— Set exercise —
Your task is to repeat the lines below exactly, excluding any pictures they contain.

— Records provided —
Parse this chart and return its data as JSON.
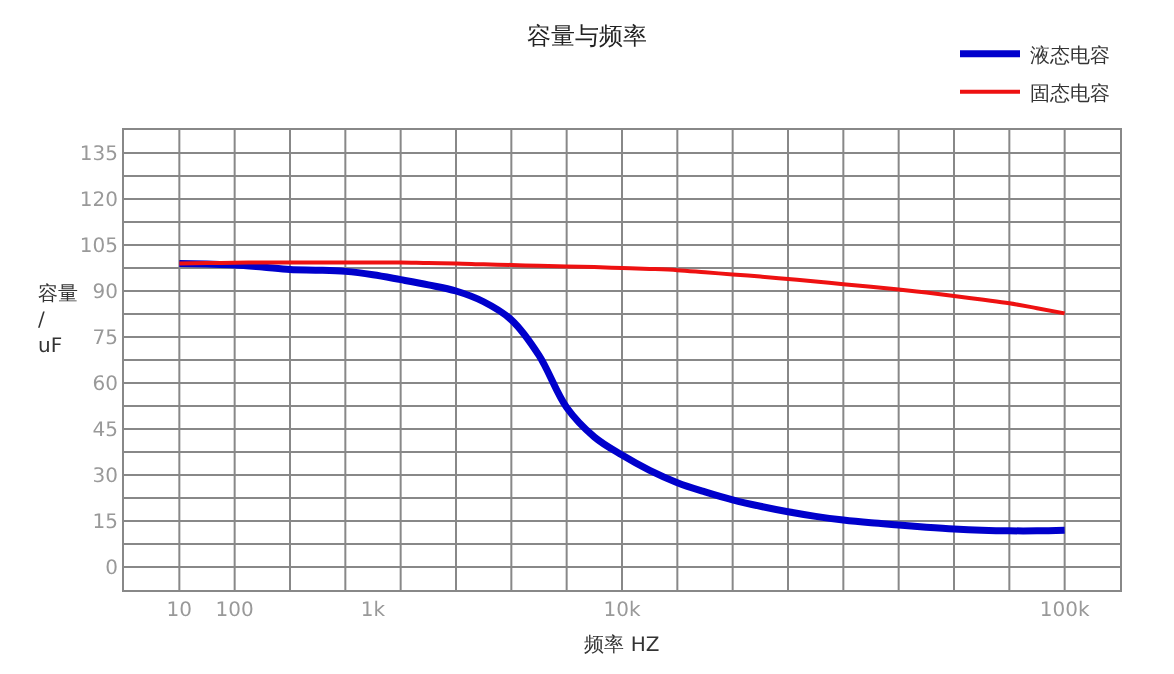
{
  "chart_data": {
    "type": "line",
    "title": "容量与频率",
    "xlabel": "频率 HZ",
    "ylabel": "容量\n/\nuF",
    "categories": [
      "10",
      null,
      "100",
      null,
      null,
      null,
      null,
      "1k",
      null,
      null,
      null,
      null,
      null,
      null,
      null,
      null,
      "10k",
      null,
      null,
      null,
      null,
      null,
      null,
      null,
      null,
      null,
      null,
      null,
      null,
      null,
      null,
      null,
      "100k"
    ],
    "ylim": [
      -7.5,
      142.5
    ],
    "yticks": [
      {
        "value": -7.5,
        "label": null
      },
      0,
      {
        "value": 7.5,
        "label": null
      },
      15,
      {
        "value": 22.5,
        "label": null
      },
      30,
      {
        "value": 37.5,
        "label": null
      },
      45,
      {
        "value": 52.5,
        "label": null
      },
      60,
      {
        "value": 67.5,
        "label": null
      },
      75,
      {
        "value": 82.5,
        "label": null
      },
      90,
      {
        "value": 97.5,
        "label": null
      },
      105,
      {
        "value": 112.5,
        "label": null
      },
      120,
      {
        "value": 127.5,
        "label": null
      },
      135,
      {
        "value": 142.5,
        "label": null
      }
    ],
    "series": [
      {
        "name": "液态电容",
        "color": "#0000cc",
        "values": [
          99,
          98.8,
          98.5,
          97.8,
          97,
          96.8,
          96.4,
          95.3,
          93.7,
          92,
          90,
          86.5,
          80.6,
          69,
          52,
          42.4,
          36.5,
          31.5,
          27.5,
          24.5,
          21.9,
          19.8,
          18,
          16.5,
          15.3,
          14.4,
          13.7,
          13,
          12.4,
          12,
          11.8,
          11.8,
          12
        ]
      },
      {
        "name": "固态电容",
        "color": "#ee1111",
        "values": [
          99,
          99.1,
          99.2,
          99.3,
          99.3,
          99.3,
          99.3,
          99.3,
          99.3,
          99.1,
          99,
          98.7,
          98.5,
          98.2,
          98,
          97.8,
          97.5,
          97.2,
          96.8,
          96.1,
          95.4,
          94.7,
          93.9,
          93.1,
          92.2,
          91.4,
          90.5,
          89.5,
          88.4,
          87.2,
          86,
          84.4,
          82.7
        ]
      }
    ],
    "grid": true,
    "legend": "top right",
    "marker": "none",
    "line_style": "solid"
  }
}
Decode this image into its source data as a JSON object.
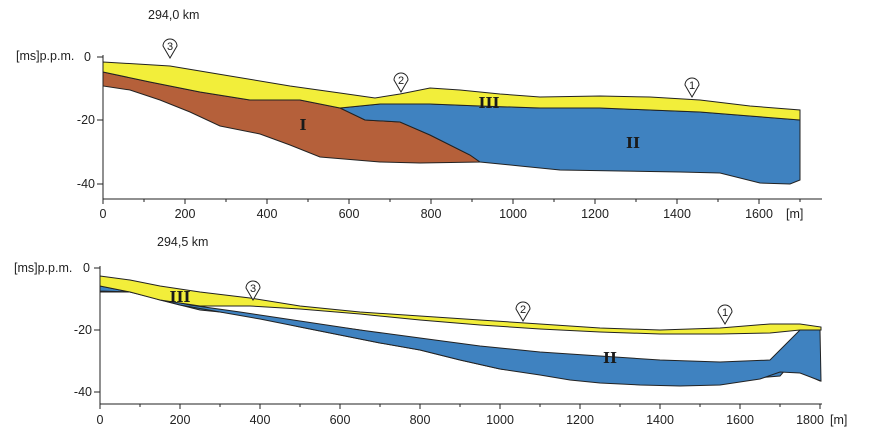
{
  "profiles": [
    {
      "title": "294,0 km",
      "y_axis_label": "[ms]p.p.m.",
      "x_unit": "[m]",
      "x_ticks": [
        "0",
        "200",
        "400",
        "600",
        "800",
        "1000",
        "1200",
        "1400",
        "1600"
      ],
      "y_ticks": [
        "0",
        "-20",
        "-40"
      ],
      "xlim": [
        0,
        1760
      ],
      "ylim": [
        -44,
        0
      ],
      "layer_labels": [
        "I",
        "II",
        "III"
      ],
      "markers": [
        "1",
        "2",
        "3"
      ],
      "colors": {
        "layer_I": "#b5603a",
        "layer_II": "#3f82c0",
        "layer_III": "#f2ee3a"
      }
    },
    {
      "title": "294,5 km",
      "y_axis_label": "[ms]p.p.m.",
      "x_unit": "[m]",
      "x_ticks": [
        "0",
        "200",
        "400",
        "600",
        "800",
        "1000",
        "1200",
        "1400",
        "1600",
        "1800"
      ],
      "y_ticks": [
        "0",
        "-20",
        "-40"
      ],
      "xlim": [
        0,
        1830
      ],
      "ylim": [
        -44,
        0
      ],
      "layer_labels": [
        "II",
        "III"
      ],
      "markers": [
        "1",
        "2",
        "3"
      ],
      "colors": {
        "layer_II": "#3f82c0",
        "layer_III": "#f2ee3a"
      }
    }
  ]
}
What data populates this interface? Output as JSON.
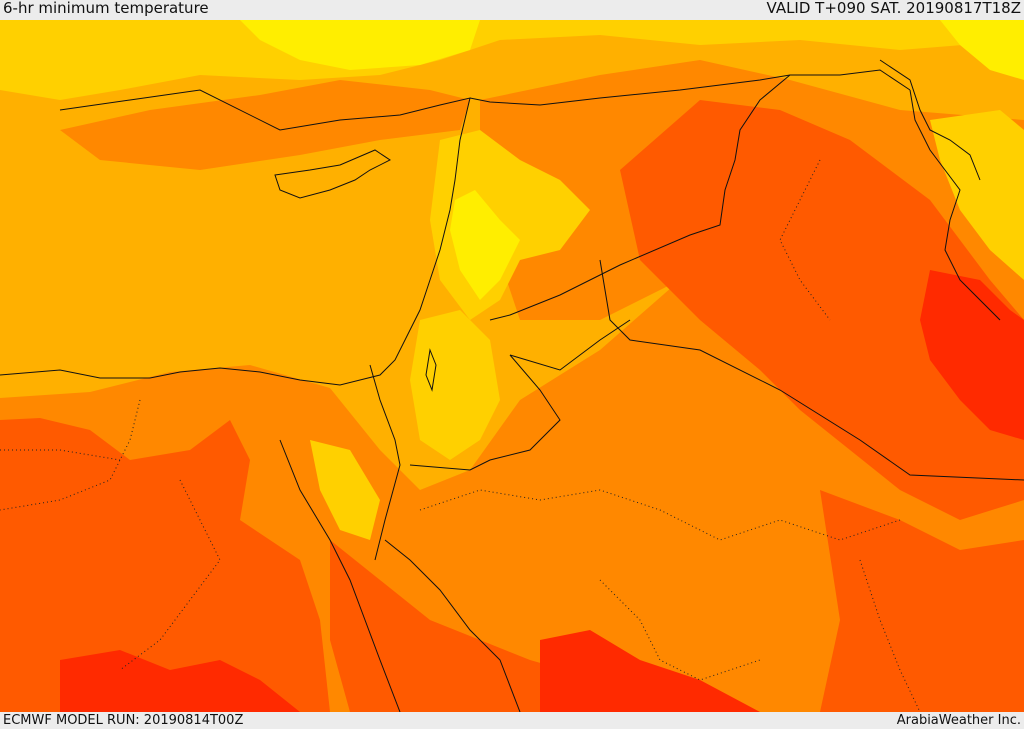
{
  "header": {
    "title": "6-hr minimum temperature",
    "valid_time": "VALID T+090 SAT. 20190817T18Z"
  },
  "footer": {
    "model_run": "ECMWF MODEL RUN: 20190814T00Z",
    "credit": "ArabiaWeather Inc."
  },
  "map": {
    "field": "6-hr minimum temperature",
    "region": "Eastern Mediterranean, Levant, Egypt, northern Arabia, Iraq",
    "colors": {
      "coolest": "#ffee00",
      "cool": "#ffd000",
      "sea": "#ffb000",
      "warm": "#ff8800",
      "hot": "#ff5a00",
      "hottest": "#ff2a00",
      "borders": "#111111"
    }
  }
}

— Response to this task —
Parse this chart and return its data as JSON.
{
  "chart_data": {
    "type": "line",
    "title": "容量与频率",
    "xlabel": "频率 HZ",
    "ylabel": "容量\n/\nuF",
    "categories": [
      "10",
      null,
      "100",
      null,
      null,
      null,
      null,
      "1k",
      null,
      null,
      null,
      null,
      null,
      null,
      null,
      null,
      "10k",
      null,
      null,
      null,
      null,
      null,
      null,
      null,
      null,
      null,
      null,
      null,
      null,
      null,
      null,
      null,
      "100k"
    ],
    "ylim": [
      -7.5,
      142.5
    ],
    "yticks": [
      {
        "value": -7.5,
        "label": null
      },
      0,
      {
        "value": 7.5,
        "label": null
      },
      15,
      {
        "value": 22.5,
        "label": null
      },
      30,
      {
        "value": 37.5,
        "label": null
      },
      45,
      {
        "value": 52.5,
        "label": null
      },
      60,
      {
        "value": 67.5,
        "label": null
      },
      75,
      {
        "value": 82.5,
        "label": null
      },
      90,
      {
        "value": 97.5,
        "label": null
      },
      105,
      {
        "value": 112.5,
        "label": null
      },
      120,
      {
        "value": 127.5,
        "label": null
      },
      135,
      {
        "value": 142.5,
        "label": null
      }
    ],
    "series": [
      {
        "name": "液态电容",
        "color": "#0000cc",
        "values": [
          99,
          98.8,
          98.5,
          97.8,
          97,
          96.8,
          96.4,
          95.3,
          93.7,
          92,
          90,
          86.5,
          80.6,
          69,
          52,
          42.4,
          36.5,
          31.5,
          27.5,
          24.5,
          21.9,
          19.8,
          18,
          16.5,
          15.3,
          14.4,
          13.7,
          13,
          12.4,
          12,
          11.8,
          11.8,
          12
        ]
      },
      {
        "name": "固态电容",
        "color": "#ee1111",
        "values": [
          99,
          99.1,
          99.2,
          99.3,
          99.3,
          99.3,
          99.3,
          99.3,
          99.3,
          99.1,
          99,
          98.7,
          98.5,
          98.2,
          98,
          97.8,
          97.5,
          97.2,
          96.8,
          96.1,
          95.4,
          94.7,
          93.9,
          93.1,
          92.2,
          91.4,
          90.5,
          89.5,
          88.4,
          87.2,
          86,
          84.4,
          82.7
        ]
      }
    ],
    "grid": true,
    "legend": "top right",
    "marker": "none",
    "line_style": "solid"
  }
}
Decode this image into its source data as a JSON object.
{
  "profiles": [
    {
      "title": "294,0 km",
      "y_axis_label": "[ms]p.p.m.",
      "x_unit": "[m]",
      "x_ticks": [
        "0",
        "200",
        "400",
        "600",
        "800",
        "1000",
        "1200",
        "1400",
        "1600"
      ],
      "y_ticks": [
        "0",
        "-20",
        "-40"
      ],
      "xlim": [
        0,
        1760
      ],
      "ylim": [
        -44,
        0
      ],
      "layer_labels": [
        "I",
        "II",
        "III"
      ],
      "markers": [
        "1",
        "2",
        "3"
      ],
      "colors": {
        "layer_I": "#b5603a",
        "layer_II": "#3f82c0",
        "layer_III": "#f2ee3a"
      }
    },
    {
      "title": "294,5 km",
      "y_axis_label": "[ms]p.p.m.",
      "x_unit": "[m]",
      "x_ticks": [
        "0",
        "200",
        "400",
        "600",
        "800",
        "1000",
        "1200",
        "1400",
        "1600",
        "1800"
      ],
      "y_ticks": [
        "0",
        "-20",
        "-40"
      ],
      "xlim": [
        0,
        1830
      ],
      "ylim": [
        -44,
        0
      ],
      "layer_labels": [
        "II",
        "III"
      ],
      "markers": [
        "1",
        "2",
        "3"
      ],
      "colors": {
        "layer_II": "#3f82c0",
        "layer_III": "#f2ee3a"
      }
    }
  ]
}
What data populates this interface? Output as JSON.
{
  "header": {
    "title": "6-hr minimum temperature",
    "valid_time": "VALID T+090 SAT. 20190817T18Z"
  },
  "footer": {
    "model_run": "ECMWF MODEL RUN: 20190814T00Z",
    "credit": "ArabiaWeather Inc."
  },
  "map": {
    "field": "6-hr minimum temperature",
    "region": "Eastern Mediterranean, Levant, Egypt, northern Arabia, Iraq",
    "colors": {
      "coolest": "#ffee00",
      "cool": "#ffd000",
      "sea": "#ffb000",
      "warm": "#ff8800",
      "hot": "#ff5a00",
      "hottest": "#ff2a00",
      "borders": "#111111"
    }
  }
}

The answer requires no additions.